▶ [WHAT IS EXPECTED]: State only the number of lines that contain the string "Ihnen".

▶ [INFORMATION SHOWN]:
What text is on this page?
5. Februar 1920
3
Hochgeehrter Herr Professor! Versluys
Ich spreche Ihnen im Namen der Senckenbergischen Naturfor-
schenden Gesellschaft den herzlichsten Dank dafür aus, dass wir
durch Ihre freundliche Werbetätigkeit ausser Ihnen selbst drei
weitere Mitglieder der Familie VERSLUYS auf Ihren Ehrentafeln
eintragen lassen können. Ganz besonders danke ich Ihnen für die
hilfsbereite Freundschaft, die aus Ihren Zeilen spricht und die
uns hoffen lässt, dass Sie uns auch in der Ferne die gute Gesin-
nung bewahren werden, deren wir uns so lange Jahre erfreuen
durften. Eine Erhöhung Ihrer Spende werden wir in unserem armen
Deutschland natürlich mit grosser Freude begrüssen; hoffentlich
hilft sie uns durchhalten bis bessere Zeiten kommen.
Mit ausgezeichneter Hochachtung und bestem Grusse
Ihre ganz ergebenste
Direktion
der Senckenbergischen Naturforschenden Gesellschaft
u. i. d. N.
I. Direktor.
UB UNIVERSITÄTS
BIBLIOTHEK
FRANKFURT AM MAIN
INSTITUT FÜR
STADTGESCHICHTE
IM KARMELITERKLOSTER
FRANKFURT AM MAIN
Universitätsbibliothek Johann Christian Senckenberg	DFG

▶ [FINAL RESULT]: 3